AIM 1
In the binomial sum thread, reproduce the passage that begins at the words "How can I prove" and stops after the words "would be appreciated.".
AIM 2
In the binomial sum thread, the reply proving the identity introduces each of its formulas with some words. List those introductory words in order, one formula at a time.

Begin DOCUMENT EXTRACT

How can I prove this:
$\sum_{r=1}^{n / 2} \frac{{ }^n C_{2 r}}{2 r+1}+1=\frac{2^n}{n+1}$
Here, ${ }^n C_r=\left(\begin{array}{l} n \\ r \end{array}\right)$
I'm still in high school so a step-by-step proof without much advanced mathematics would be appreciated.
I was able to prove it using basic properties of binomial coefficients. One can also do it using integration which is quite unnecessary although clever.
Firstly, it is to be noted that: ${ }^n C_{2 r}={ }^{n+1} C_{2 r+1} \cdot \frac{2 r+1}{n+1}$
Using this property, the expression is now reduced to: $\frac{1}{n+1} \sum_{r=1}^{n / 2}\left({ }^{n+1} C_{2 r+1}\right)+1$
We also know that $\sum_{k=0}^n{ }^n C_{k+1}=2^n$
Comparing this with our original expression, we get: $\begin{aligned} & \frac{1}{n+1} \sum_{r=1}^{n / 2}{ }^{n+1} C_{2 r+1}=\frac{2^n-{ }^{n+1} C_1}{n+1}+1 \\\\ & \quad=\frac{2^n}{n+1} \end{aligned}$

End DOCUMENT EXTRACT
Begin GIVEN RECORDS

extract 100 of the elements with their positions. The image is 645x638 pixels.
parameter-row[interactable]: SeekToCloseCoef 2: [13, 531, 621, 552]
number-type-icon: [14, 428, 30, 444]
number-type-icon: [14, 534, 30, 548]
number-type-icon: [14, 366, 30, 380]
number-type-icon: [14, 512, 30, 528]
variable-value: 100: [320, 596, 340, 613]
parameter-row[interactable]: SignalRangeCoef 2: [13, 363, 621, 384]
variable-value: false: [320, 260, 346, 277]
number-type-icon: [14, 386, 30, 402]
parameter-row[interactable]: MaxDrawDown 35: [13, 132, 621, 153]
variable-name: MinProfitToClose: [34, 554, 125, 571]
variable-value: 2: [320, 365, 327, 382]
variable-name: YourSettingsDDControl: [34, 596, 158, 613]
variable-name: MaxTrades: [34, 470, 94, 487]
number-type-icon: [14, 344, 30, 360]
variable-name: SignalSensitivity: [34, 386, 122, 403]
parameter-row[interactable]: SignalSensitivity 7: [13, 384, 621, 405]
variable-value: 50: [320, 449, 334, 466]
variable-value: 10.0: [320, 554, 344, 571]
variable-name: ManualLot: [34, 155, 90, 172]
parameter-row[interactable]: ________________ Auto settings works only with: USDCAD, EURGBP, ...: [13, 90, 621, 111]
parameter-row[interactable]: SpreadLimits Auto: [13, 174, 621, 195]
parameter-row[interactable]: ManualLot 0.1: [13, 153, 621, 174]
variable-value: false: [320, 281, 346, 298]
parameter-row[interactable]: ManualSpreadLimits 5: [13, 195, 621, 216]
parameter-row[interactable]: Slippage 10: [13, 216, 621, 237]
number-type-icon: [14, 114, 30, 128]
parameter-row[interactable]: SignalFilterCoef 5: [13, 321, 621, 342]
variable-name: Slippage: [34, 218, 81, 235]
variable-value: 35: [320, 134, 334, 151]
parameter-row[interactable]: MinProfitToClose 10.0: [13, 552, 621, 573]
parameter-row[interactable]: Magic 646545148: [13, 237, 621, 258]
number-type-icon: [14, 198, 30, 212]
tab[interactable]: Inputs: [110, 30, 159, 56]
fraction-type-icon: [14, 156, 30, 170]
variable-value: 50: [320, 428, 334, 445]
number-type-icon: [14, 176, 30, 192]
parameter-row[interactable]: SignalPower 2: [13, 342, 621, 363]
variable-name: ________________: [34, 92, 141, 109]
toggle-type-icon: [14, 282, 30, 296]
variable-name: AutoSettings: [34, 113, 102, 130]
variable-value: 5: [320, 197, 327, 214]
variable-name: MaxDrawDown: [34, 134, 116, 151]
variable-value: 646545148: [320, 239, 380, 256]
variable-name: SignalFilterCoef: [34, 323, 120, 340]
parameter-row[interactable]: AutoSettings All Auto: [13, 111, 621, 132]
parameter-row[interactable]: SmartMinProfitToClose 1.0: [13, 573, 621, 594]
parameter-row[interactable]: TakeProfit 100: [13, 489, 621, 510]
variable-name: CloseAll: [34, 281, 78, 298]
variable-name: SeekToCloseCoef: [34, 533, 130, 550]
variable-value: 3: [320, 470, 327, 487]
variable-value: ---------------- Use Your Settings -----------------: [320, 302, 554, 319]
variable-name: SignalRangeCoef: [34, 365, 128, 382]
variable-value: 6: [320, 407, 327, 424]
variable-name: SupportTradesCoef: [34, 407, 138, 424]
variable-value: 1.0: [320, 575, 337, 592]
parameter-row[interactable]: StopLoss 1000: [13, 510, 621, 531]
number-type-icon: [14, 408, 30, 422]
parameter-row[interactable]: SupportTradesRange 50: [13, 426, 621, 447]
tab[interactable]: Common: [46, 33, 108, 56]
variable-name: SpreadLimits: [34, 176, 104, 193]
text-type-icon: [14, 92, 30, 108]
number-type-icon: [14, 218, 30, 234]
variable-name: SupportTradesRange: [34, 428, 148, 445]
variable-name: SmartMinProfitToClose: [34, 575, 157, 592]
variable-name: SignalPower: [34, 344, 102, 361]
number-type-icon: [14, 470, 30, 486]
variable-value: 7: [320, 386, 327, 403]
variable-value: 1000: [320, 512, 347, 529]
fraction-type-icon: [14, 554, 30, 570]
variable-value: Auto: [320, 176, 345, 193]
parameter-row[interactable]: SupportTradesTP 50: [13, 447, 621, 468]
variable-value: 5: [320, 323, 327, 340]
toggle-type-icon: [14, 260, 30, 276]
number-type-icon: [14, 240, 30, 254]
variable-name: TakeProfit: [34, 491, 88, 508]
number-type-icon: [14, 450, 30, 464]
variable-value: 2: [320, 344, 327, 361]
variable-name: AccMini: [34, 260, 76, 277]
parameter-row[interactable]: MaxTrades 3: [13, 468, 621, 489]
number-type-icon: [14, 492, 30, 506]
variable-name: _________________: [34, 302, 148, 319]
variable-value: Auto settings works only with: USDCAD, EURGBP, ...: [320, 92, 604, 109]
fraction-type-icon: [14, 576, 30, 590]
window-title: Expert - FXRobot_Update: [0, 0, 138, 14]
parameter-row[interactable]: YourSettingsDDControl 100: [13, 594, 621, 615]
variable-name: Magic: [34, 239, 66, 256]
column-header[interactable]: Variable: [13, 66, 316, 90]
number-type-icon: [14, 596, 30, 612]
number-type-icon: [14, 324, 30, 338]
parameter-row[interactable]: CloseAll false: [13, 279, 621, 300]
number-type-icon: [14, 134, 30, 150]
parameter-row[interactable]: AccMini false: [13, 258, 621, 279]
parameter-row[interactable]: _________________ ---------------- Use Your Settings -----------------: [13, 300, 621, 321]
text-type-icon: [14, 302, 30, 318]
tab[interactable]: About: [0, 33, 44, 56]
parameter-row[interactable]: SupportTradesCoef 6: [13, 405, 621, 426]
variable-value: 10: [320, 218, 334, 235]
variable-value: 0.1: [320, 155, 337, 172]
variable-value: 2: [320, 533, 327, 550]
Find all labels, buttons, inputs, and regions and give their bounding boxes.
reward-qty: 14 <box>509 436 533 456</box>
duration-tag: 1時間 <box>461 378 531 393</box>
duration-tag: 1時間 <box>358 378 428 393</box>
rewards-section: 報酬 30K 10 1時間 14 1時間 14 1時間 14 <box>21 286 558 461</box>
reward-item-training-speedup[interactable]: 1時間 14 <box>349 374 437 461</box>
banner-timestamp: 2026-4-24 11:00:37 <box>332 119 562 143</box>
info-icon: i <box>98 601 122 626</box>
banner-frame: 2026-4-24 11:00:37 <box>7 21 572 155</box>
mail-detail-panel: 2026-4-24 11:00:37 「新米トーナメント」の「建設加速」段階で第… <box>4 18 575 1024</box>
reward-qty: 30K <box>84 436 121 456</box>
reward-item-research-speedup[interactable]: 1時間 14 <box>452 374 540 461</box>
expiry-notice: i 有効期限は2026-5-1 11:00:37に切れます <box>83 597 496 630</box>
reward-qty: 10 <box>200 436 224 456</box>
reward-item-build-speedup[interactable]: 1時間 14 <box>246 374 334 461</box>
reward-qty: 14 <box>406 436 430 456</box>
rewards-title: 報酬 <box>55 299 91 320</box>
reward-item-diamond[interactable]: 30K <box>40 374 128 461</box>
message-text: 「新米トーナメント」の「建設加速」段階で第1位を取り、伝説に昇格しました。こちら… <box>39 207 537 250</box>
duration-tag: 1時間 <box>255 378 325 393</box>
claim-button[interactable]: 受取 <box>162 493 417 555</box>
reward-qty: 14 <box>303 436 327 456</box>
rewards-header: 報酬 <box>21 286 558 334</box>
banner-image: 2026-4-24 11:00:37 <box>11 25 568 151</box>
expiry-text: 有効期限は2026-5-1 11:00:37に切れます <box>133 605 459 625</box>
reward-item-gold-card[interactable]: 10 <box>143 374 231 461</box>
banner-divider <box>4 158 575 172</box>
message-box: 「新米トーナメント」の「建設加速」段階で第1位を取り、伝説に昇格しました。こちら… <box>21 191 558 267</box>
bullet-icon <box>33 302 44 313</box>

End GIVEN RECORDS

COMPLETE OUTPUT 1
How can I prove this:
$\sum_{r=1}^{n / 2} \frac{{ }^n C_{2 r}}{2 r+1}+1=\frac{2^n}{n+1}$
Here, ${ }^n C_r=\left(\begin{array}{l} n \\ r \end{array}\right)$
I'm still in high school so a step-by-step proof without much advanced mathematics would be appreciated.

COMPLETE OUTPUT 2
- Firstly, it is to be noted that:
- Using this property, the expression is now reduced to:
- We also know that
- Comparing this with our original expression, we get: